» WHAT YOU ARE ASKED TO DO
Write every entry out again exactly, please, and skip the pictures.

» SUPPLIED INFORMATION
_____

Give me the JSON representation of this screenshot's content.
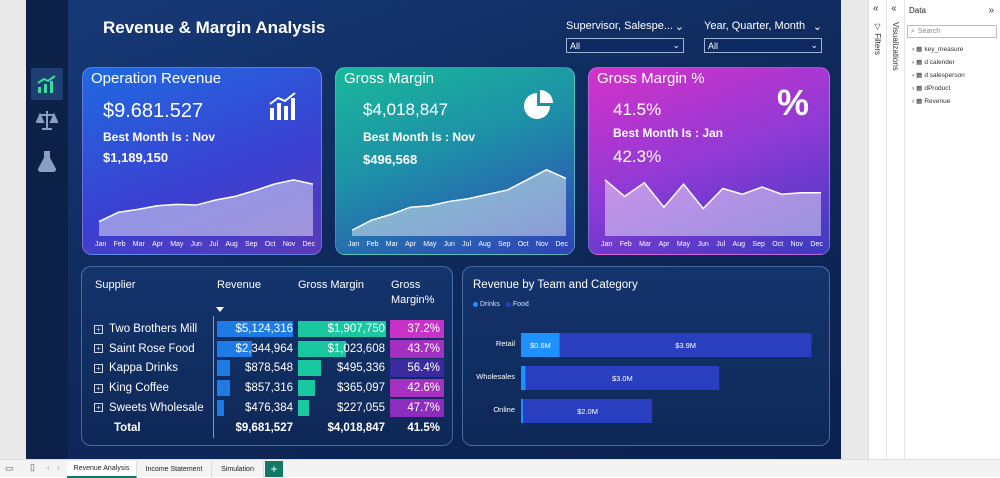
{
  "report": {
    "title": "Revenue & Margin Analysis",
    "slicers": [
      {
        "label": "Supervisor, Salespe...",
        "value": "All"
      },
      {
        "label": "Year, Quarter, Month",
        "value": "All"
      }
    ],
    "nav_icons": [
      "chart-growth-icon",
      "scales-icon",
      "flask-icon"
    ]
  },
  "months": [
    "Jan",
    "Feb",
    "Mar",
    "Apr",
    "May",
    "Jun",
    "Jul",
    "Aug",
    "Sep",
    "Oct",
    "Nov",
    "Dec"
  ],
  "cards": {
    "revenue": {
      "title": "Operation Revenue",
      "value": "$9.681.527",
      "best_label": "Best Month Is : Nov",
      "best_value": "$1,189,150",
      "icon": "bar-chart-icon",
      "trend": [
        0.2,
        0.33,
        0.37,
        0.42,
        0.44,
        0.43,
        0.5,
        0.55,
        0.63,
        0.72,
        0.78,
        0.72
      ]
    },
    "margin": {
      "title": "Gross Margin",
      "value": "$4,018,847",
      "best_label": "Best Month Is : Nov",
      "best_value": "$496,568",
      "icon": "pie-chart-icon",
      "trend": [
        0.08,
        0.22,
        0.3,
        0.4,
        0.42,
        0.48,
        0.52,
        0.58,
        0.64,
        0.78,
        0.92,
        0.8
      ]
    },
    "margin_pct": {
      "title": "Gross Margin %",
      "value": "41.5%",
      "best_label": "Best Month Is : Jan",
      "best_value": "42.3%",
      "icon": "percent-icon",
      "trend": [
        0.78,
        0.55,
        0.74,
        0.4,
        0.72,
        0.38,
        0.66,
        0.58,
        0.68,
        0.58,
        0.6,
        0.6
      ]
    }
  },
  "supplier_table": {
    "headers": {
      "supplier": "Supplier",
      "revenue": "Revenue",
      "gm": "Gross Margin",
      "gmpct_1": "Gross",
      "gmpct_2": "Margin%"
    },
    "rows": [
      {
        "name": "Two Brothers Mill",
        "revenue": "$5,124,316",
        "gm": "$1,907,750",
        "gmpct": "37.2%",
        "rev_ratio": 1.0,
        "gm_ratio": 1.0,
        "pct_shade": 0.0
      },
      {
        "name": "Saint Rose Food",
        "revenue": "$2,344,964",
        "gm": "$1,023,608",
        "gmpct": "43.7%",
        "rev_ratio": 0.46,
        "gm_ratio": 0.54,
        "pct_shade": 0.35
      },
      {
        "name": "Kappa Drinks",
        "revenue": "$878,548",
        "gm": "$495,336",
        "gmpct": "56.4%",
        "rev_ratio": 0.17,
        "gm_ratio": 0.26,
        "pct_shade": 1.0
      },
      {
        "name": "King Coffee",
        "revenue": "$857,316",
        "gm": "$365,097",
        "gmpct": "42.6%",
        "rev_ratio": 0.17,
        "gm_ratio": 0.19,
        "pct_shade": 0.3
      },
      {
        "name": "Sweets Wholesale",
        "revenue": "$476,384",
        "gm": "$227,055",
        "gmpct": "47.7%",
        "rev_ratio": 0.09,
        "gm_ratio": 0.12,
        "pct_shade": 0.55
      }
    ],
    "total": {
      "name": "Total",
      "revenue": "$9,681,527",
      "gm": "$4,018,847",
      "gmpct": "41.5%"
    }
  },
  "team_chart": {
    "title": "Revenue by Team and Category",
    "legend": [
      {
        "name": "Drinks",
        "color": "#1e90ff"
      },
      {
        "name": "Food",
        "color": "#2a3fbf"
      }
    ],
    "chart_data": {
      "type": "bar",
      "categories": [
        "Retail",
        "Wholesales",
        "Online"
      ],
      "series": [
        {
          "name": "Drinks",
          "values": [
            0.6,
            0.07,
            0.02
          ],
          "labels": [
            "$0.6M",
            "",
            ""
          ]
        },
        {
          "name": "Food",
          "values": [
            3.9,
            3.0,
            2.0
          ],
          "labels": [
            "$3.9M",
            "$3.0M",
            "$2.0M"
          ]
        }
      ],
      "xlim": [
        0,
        4.6
      ]
    }
  },
  "side_panels": {
    "filters": "Filters",
    "visualizations": "Visualizations",
    "data_title": "Data",
    "search_placeholder": "Search",
    "fields": [
      "key_measure",
      "d calender",
      "d salesperson",
      "dProduct",
      "Revenue"
    ]
  },
  "pages": [
    "Revenue Analysis",
    "Income Statement",
    "Simulation"
  ],
  "add_page": "+"
}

_____

» THE COMPLETED TASK
Give me the JSON representation of this screenshot's content.
{
  "report": {
    "title": "Revenue & Margin Analysis",
    "slicers": [
      {
        "label": "Supervisor, Salespe...",
        "value": "All"
      },
      {
        "label": "Year, Quarter, Month",
        "value": "All"
      }
    ],
    "nav_icons": [
      "chart-growth-icon",
      "scales-icon",
      "flask-icon"
    ]
  },
  "months": [
    "Jan",
    "Feb",
    "Mar",
    "Apr",
    "May",
    "Jun",
    "Jul",
    "Aug",
    "Sep",
    "Oct",
    "Nov",
    "Dec"
  ],
  "cards": {
    "revenue": {
      "title": "Operation Revenue",
      "value": "$9.681.527",
      "best_label": "Best Month Is : Nov",
      "best_value": "$1,189,150",
      "icon": "bar-chart-icon",
      "trend": [
        0.2,
        0.33,
        0.37,
        0.42,
        0.44,
        0.43,
        0.5,
        0.55,
        0.63,
        0.72,
        0.78,
        0.72
      ]
    },
    "margin": {
      "title": "Gross Margin",
      "value": "$4,018,847",
      "best_label": "Best Month Is : Nov",
      "best_value": "$496,568",
      "icon": "pie-chart-icon",
      "trend": [
        0.08,
        0.22,
        0.3,
        0.4,
        0.42,
        0.48,
        0.52,
        0.58,
        0.64,
        0.78,
        0.92,
        0.8
      ]
    },
    "margin_pct": {
      "title": "Gross Margin %",
      "value": "41.5%",
      "best_label": "Best Month Is : Jan",
      "best_value": "42.3%",
      "icon": "percent-icon",
      "trend": [
        0.78,
        0.55,
        0.74,
        0.4,
        0.72,
        0.38,
        0.66,
        0.58,
        0.68,
        0.58,
        0.6,
        0.6
      ]
    }
  },
  "supplier_table": {
    "headers": {
      "supplier": "Supplier",
      "revenue": "Revenue",
      "gm": "Gross Margin",
      "gmpct_1": "Gross",
      "gmpct_2": "Margin%"
    },
    "rows": [
      {
        "name": "Two Brothers Mill",
        "revenue": "$5,124,316",
        "gm": "$1,907,750",
        "gmpct": "37.2%",
        "rev_ratio": 1.0,
        "gm_ratio": 1.0,
        "pct_shade": 0.0
      },
      {
        "name": "Saint Rose Food",
        "revenue": "$2,344,964",
        "gm": "$1,023,608",
        "gmpct": "43.7%",
        "rev_ratio": 0.46,
        "gm_ratio": 0.54,
        "pct_shade": 0.35
      },
      {
        "name": "Kappa Drinks",
        "revenue": "$878,548",
        "gm": "$495,336",
        "gmpct": "56.4%",
        "rev_ratio": 0.17,
        "gm_ratio": 0.26,
        "pct_shade": 1.0
      },
      {
        "name": "King Coffee",
        "revenue": "$857,316",
        "gm": "$365,097",
        "gmpct": "42.6%",
        "rev_ratio": 0.17,
        "gm_ratio": 0.19,
        "pct_shade": 0.3
      },
      {
        "name": "Sweets Wholesale",
        "revenue": "$476,384",
        "gm": "$227,055",
        "gmpct": "47.7%",
        "rev_ratio": 0.09,
        "gm_ratio": 0.12,
        "pct_shade": 0.55
      }
    ],
    "total": {
      "name": "Total",
      "revenue": "$9,681,527",
      "gm": "$4,018,847",
      "gmpct": "41.5%"
    }
  },
  "team_chart": {
    "title": "Revenue by Team and Category",
    "legend": [
      {
        "name": "Drinks",
        "color": "#1e90ff"
      },
      {
        "name": "Food",
        "color": "#2a3fbf"
      }
    ],
    "chart_data": {
      "type": "bar",
      "categories": [
        "Retail",
        "Wholesales",
        "Online"
      ],
      "series": [
        {
          "name": "Drinks",
          "values": [
            0.6,
            0.07,
            0.02
          ],
          "labels": [
            "$0.6M",
            "",
            ""
          ]
        },
        {
          "name": "Food",
          "values": [
            3.9,
            3.0,
            2.0
          ],
          "labels": [
            "$3.9M",
            "$3.0M",
            "$2.0M"
          ]
        }
      ],
      "xlim": [
        0,
        4.6
      ]
    }
  },
  "side_panels": {
    "filters": "Filters",
    "visualizations": "Visualizations",
    "data_title": "Data",
    "search_placeholder": "Search",
    "fields": [
      "key_measure",
      "d calender",
      "d salesperson",
      "dProduct",
      "Revenue"
    ]
  },
  "pages": [
    "Revenue Analysis",
    "Income Statement",
    "Simulation"
  ],
  "add_page": "+"
}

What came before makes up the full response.